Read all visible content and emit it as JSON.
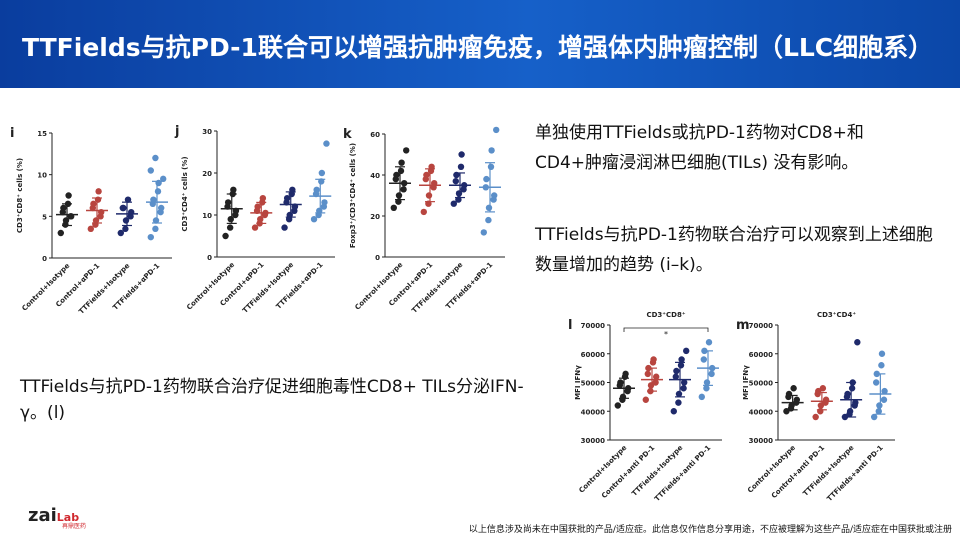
{
  "header": {
    "title": "TTFields与抗PD-1联合可以增强抗肿瘤免疫，增强体内肿瘤控制（LLC细胞系）"
  },
  "text": {
    "point1": "单独使用TTFields或抗PD-1药物对CD8+和CD4+肿瘤浸润淋巴细胞(TILs) 没有影响。",
    "point2": "TTFields与抗PD-1药物联合治疗可以观察到上述细胞数量增加的趋势 (i–k)。",
    "point3": "TTFields与抗PD-1药物联合治疗促进细胞毒性CD8+ TILs分泌IFN-γ。(l)"
  },
  "logo": {
    "brand": "zai",
    "lab": "Lab",
    "cn": "再鼎医药"
  },
  "footer": "以上信息涉及尚未在中国获批的产品/适应症。此信息仅作信息分享用途，不应被理解为这些产品/适应症在中国获批或注册",
  "chart_data": [
    {
      "type": "dot",
      "label": "i",
      "ylabel": "CD3⁺CD8⁺ cells (%)",
      "categories": [
        "Control+Isotype",
        "Control+αPD-1",
        "TTFields+Isotype",
        "TTFields+αPD-1"
      ],
      "colors": [
        "#222222",
        "#b8453f",
        "#1f2a6b",
        "#5b8fc9"
      ],
      "values": [
        [
          3,
          4,
          4.5,
          5,
          5,
          5.5,
          6,
          6.5,
          7.5
        ],
        [
          3.5,
          4,
          4.5,
          5,
          5.5,
          6,
          6.5,
          7,
          8
        ],
        [
          3,
          3.5,
          4.5,
          5,
          5.5,
          6,
          6,
          7
        ],
        [
          2.5,
          3.5,
          4.5,
          5.5,
          6,
          6.5,
          7,
          8,
          9,
          9.5,
          10.5,
          12
        ]
      ],
      "means": [
        5.2,
        5.7,
        5.3,
        6.7
      ],
      "sds": [
        1.3,
        1.5,
        1.4,
        2.5
      ],
      "ylim": [
        0,
        15
      ],
      "yticks": [
        0,
        5,
        10,
        15
      ]
    },
    {
      "type": "dot",
      "label": "j",
      "ylabel": "CD3⁺CD4⁺ cells (%)",
      "categories": [
        "Control+Isotype",
        "Control+αPD-1",
        "TTFields+Isotype",
        "TTFields+αPD-1"
      ],
      "colors": [
        "#222222",
        "#b8453f",
        "#1f2a6b",
        "#5b8fc9"
      ],
      "values": [
        [
          5,
          7,
          9,
          10,
          11,
          12,
          13,
          15,
          16
        ],
        [
          7,
          8,
          9,
          10,
          10.5,
          11,
          12,
          13,
          14
        ],
        [
          7,
          9,
          10,
          11,
          12,
          13,
          14,
          15,
          16
        ],
        [
          9,
          10,
          11,
          12,
          13,
          15,
          16,
          18,
          20,
          27
        ]
      ],
      "means": [
        11.5,
        10.5,
        12.5,
        14.5
      ],
      "sds": [
        3.5,
        2.5,
        3,
        4
      ],
      "ylim": [
        0,
        30
      ],
      "yticks": [
        0,
        10,
        20,
        30
      ]
    },
    {
      "type": "dot",
      "label": "k",
      "ylabel": "Foxp3⁺/CD3⁺CD4⁺ cells (%)",
      "categories": [
        "Control+Isotype",
        "Control+αPD-1",
        "TTFields+Isotype",
        "TTFields+αPD-1"
      ],
      "colors": [
        "#222222",
        "#b8453f",
        "#1f2a6b",
        "#5b8fc9"
      ],
      "values": [
        [
          24,
          27,
          30,
          33,
          36,
          38,
          40,
          42,
          46,
          52
        ],
        [
          22,
          26,
          30,
          34,
          36,
          38,
          40,
          42,
          44
        ],
        [
          26,
          28,
          31,
          33,
          35,
          37,
          40,
          44,
          50
        ],
        [
          12,
          18,
          24,
          28,
          30,
          34,
          38,
          44,
          52,
          62
        ]
      ],
      "means": [
        36,
        35,
        35,
        34
      ],
      "sds": [
        8,
        8,
        6,
        12
      ],
      "ylim": [
        0,
        60
      ],
      "yticks": [
        0,
        20,
        40,
        60
      ]
    },
    {
      "type": "dot",
      "label": "l",
      "title": "CD3⁺CD8⁺",
      "ylabel": "MFI IFNγ",
      "annotation": "*",
      "categories": [
        "Control+Isotype",
        "Control+anti PD-1",
        "TTFields+Isotype",
        "TTFields+anti PD-1"
      ],
      "colors": [
        "#222222",
        "#b8453f",
        "#1f2a6b",
        "#5b8fc9"
      ],
      "values": [
        [
          42000,
          44000,
          45000,
          47000,
          48000,
          49000,
          50000,
          52000,
          53000
        ],
        [
          44000,
          47000,
          49000,
          50000,
          52000,
          53000,
          55000,
          57000,
          58000
        ],
        [
          40000,
          43000,
          46000,
          48000,
          50000,
          52000,
          54000,
          56000,
          58000,
          61000
        ],
        [
          45000,
          48000,
          50000,
          53000,
          55000,
          58000,
          61000,
          64000
        ]
      ],
      "means": [
        48000,
        51000,
        51000,
        55000
      ],
      "sds": [
        3500,
        4000,
        6000,
        6000
      ],
      "ylim": [
        30000,
        70000
      ],
      "yticks": [
        30000,
        40000,
        50000,
        60000,
        70000
      ]
    },
    {
      "type": "dot",
      "label": "m",
      "title": "CD3⁺CD4⁺",
      "ylabel": "MFI IFNγ",
      "categories": [
        "Control+Isotype",
        "Control+anti PD-1",
        "TTFields+Isotype",
        "TTFields+anti PD-1"
      ],
      "colors": [
        "#222222",
        "#b8453f",
        "#1f2a6b",
        "#5b8fc9"
      ],
      "values": [
        [
          40000,
          41000,
          42000,
          43000,
          44000,
          45000,
          46000,
          48000
        ],
        [
          38000,
          40000,
          42000,
          43000,
          44000,
          46000,
          47000,
          48000
        ],
        [
          38000,
          39000,
          40000,
          42000,
          43000,
          45000,
          46000,
          48000,
          50000,
          64000
        ],
        [
          38000,
          40000,
          42000,
          44000,
          47000,
          50000,
          53000,
          56000,
          60000
        ]
      ],
      "means": [
        43000,
        43500,
        44000,
        46000
      ],
      "sds": [
        2500,
        3000,
        6000,
        7000
      ],
      "ylim": [
        30000,
        70000
      ],
      "yticks": [
        30000,
        40000,
        50000,
        60000,
        70000
      ]
    }
  ]
}
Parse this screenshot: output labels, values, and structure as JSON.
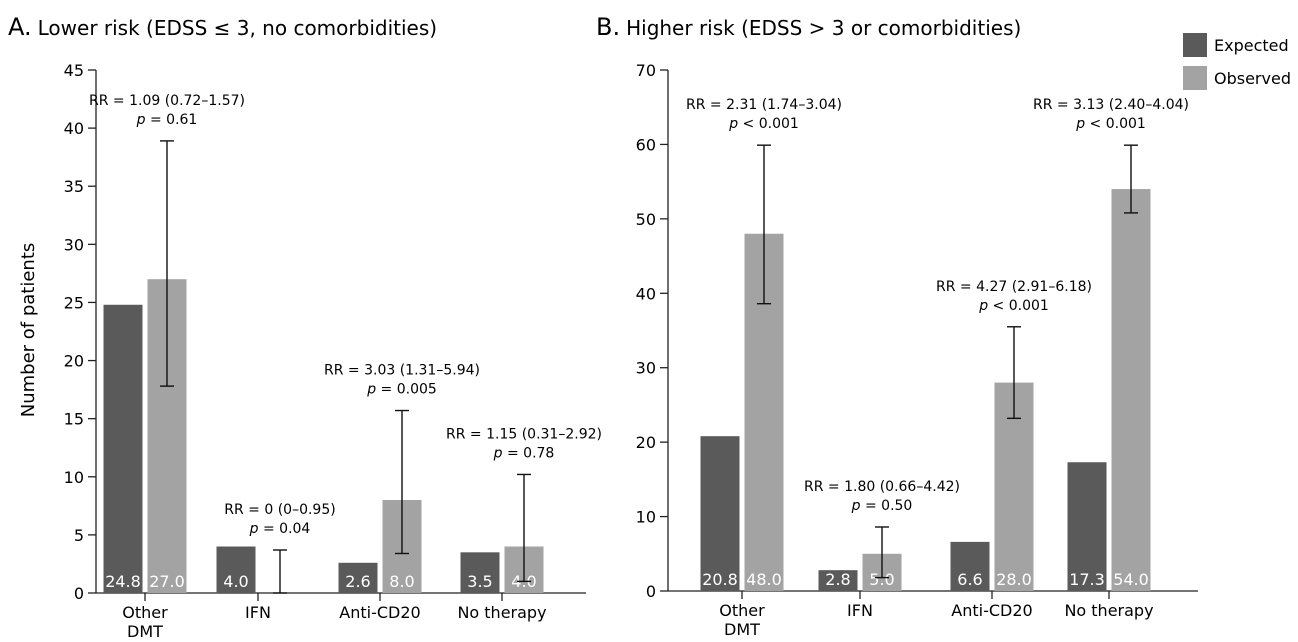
{
  "colors": {
    "expected": "#5a5a5a",
    "observed": "#a3a3a3",
    "axis": "#222222"
  },
  "legend": [
    "Expected",
    "Observed"
  ],
  "y_axis_label": "Number of patients",
  "chart_data": [
    {
      "type": "bar",
      "panel_letter": "A.",
      "title": "Lower risk (EDSS ≤ 3, no comorbidities)",
      "ylabel": "Number of patients",
      "ylim": [
        0,
        45
      ],
      "yticks": [
        0,
        5,
        10,
        15,
        20,
        25,
        30,
        35,
        40,
        45
      ],
      "categories": [
        [
          "Other",
          "DMT"
        ],
        [
          "IFN"
        ],
        [
          "Anti-CD20"
        ],
        [
          "No therapy"
        ]
      ],
      "series": [
        {
          "name": "Expected",
          "values": [
            24.8,
            4.0,
            2.6,
            3.5
          ],
          "labels": [
            "24.8",
            "4.0",
            "2.6",
            "3.5"
          ]
        },
        {
          "name": "Observed",
          "values": [
            27.0,
            0,
            8.0,
            4.0
          ],
          "labels": [
            "27.0",
            "0",
            "8.0",
            "4.0"
          ],
          "ci": [
            [
              17.8,
              38.9
            ],
            [
              0,
              3.7
            ],
            [
              3.4,
              15.7
            ],
            [
              1.0,
              10.2
            ]
          ]
        }
      ],
      "annotations": [
        {
          "rr": "RR = 1.09 (0.72–1.57)",
          "p": "= 0.61"
        },
        {
          "rr": "RR = 0 (0–0.95)",
          "p": "= 0.04"
        },
        {
          "rr": "RR = 3.03 (1.31–5.94)",
          "p": "= 0.005"
        },
        {
          "rr": "RR = 1.15 (0.31–2.92)",
          "p": "= 0.78"
        }
      ]
    },
    {
      "type": "bar",
      "panel_letter": "B.",
      "title": "Higher risk (EDSS > 3 or comorbidities)",
      "ylim": [
        0,
        70
      ],
      "yticks": [
        0,
        10,
        20,
        30,
        40,
        50,
        60,
        70
      ],
      "categories": [
        [
          "Other",
          "DMT"
        ],
        [
          "IFN"
        ],
        [
          "Anti-CD20"
        ],
        [
          "No therapy"
        ]
      ],
      "series": [
        {
          "name": "Expected",
          "values": [
            20.8,
            2.8,
            6.6,
            17.3
          ],
          "labels": [
            "20.8",
            "2.8",
            "6.6",
            "17.3"
          ]
        },
        {
          "name": "Observed",
          "values": [
            48.0,
            5.0,
            28.0,
            54.0
          ],
          "labels": [
            "48.0",
            "5.0",
            "28.0",
            "54.0"
          ],
          "ci": [
            [
              38.6,
              59.9
            ],
            [
              1.8,
              8.6
            ],
            [
              23.2,
              35.5
            ],
            [
              50.8,
              59.9
            ]
          ]
        }
      ],
      "annotations": [
        {
          "rr": "RR = 2.31 (1.74–3.04)",
          "p": "< 0.001"
        },
        {
          "rr": "RR = 1.80 (0.66–4.42)",
          "p": "= 0.50"
        },
        {
          "rr": "RR = 4.27 (2.91–6.18)",
          "p": "< 0.001"
        },
        {
          "rr": "RR = 3.13 (2.40–4.04)",
          "p": "< 0.001"
        }
      ]
    }
  ]
}
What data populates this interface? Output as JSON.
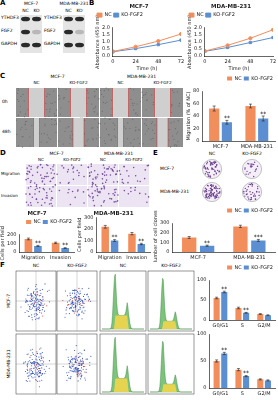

**ASSIGNMENT**
Go through the records above, find every line with the word "title", and list those lines.

**COMPLETED EXERCISE**
    "title": "TTFields与抗PD-1联合可以增强抗肿瘤免疫，增强体内肿瘤控制（LLC细胞系）"
      "title": "CD3⁺CD8⁺",
      "title": "CD3⁺CD4⁺",
      "title": "Lower risk (EDSS ≤ 3, no comorbidities)",
      "title": "Higher risk (EDSS > 3 or comorbidities)",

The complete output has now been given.